=== WORK REQUIRED ===
Your task is to transcribe the records exactly, skipping every image.

***** RECORDS PROVIDED *****

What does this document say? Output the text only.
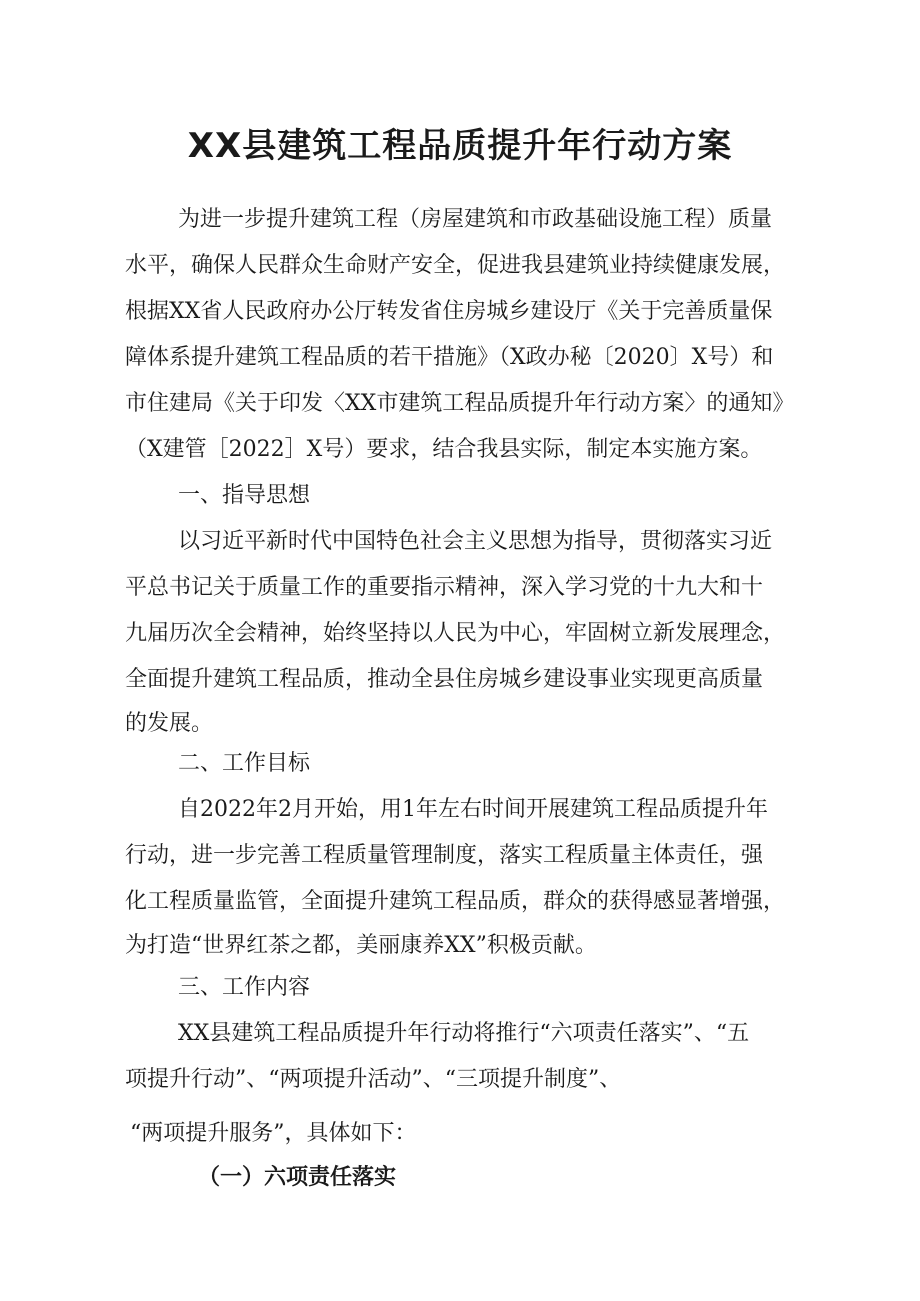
XX县建筑工程品质提升年行动方案

为进一步提升建筑工程（房屋建筑和市政基础设施工程）质量

水平，确保人民群众生命财产安全，促进我县建筑业持续健康发展，

根据XX省人民政府办公厅转发省住房城乡建设厅《关于完善质量保

障体系提升建筑工程品质的若干措施》（X政办秘〔2020〕X号）和

市住建局《关于印发〈XX市建筑工程品质提升年行动方案〉的通知》

（X建管［2022］X号）要求，结合我县实际，制定本实施方案。

一、指导思想

以习近平新时代中国特色社会主义思想为指导，贯彻落实习近

平总书记关于质量工作的重要指示精神，深入学习党的十九大和十

九届历次全会精神，始终坚持以人民为中心，牢固树立新发展理念，

全面提升建筑工程品质，推动全县住房城乡建设事业实现更高质量

的发展。

二、工作目标

自2022年2月开始，用1年左右时间开展建筑工程品质提升年

行动，进一步完善工程质量管理制度，落实工程质量主体责任，强

化工程质量监管，全面提升建筑工程品质，群众的获得感显著增强，

为打造“世界红茶之都，美丽康养XX”积极贡献。

三、工作内容

XX县建筑工程品质提升年行动将推行“六项责任落实”、“五

项提升行动”、“两项提升活动”、“三项提升制度”、

“两项提升服务”，具体如下：

（一）六项责任落实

*****

=== REPLY ===
What does this document say? Output the text only.
XX县建筑工程品质提升年行动方案

为进一步提升建筑工程（房屋建筑和市政基础设施工程）质量

水平，确保人民群众生命财产安全，促进我县建筑业持续健康发展，

根据XX省人民政府办公厅转发省住房城乡建设厅《关于完善质量保

障体系提升建筑工程品质的若干措施》（X政办秘〔2020〕X号）和

市住建局《关于印发〈XX市建筑工程品质提升年行动方案〉的通知》

（X建管［2022］X号）要求，结合我县实际，制定本实施方案。

一、指导思想

以习近平新时代中国特色社会主义思想为指导，贯彻落实习近

平总书记关于质量工作的重要指示精神，深入学习党的十九大和十

九届历次全会精神，始终坚持以人民为中心，牢固树立新发展理念，

全面提升建筑工程品质，推动全县住房城乡建设事业实现更高质量

的发展。

二、工作目标

自2022年2月开始，用1年左右时间开展建筑工程品质提升年

行动，进一步完善工程质量管理制度，落实工程质量主体责任，强

化工程质量监管，全面提升建筑工程品质，群众的获得感显著增强，

为打造“世界红茶之都，美丽康养XX”积极贡献。

三、工作内容

XX县建筑工程品质提升年行动将推行“六项责任落实”、“五

项提升行动”、“两项提升活动”、“三项提升制度”、

“两项提升服务”，具体如下：

（一）六项责任落实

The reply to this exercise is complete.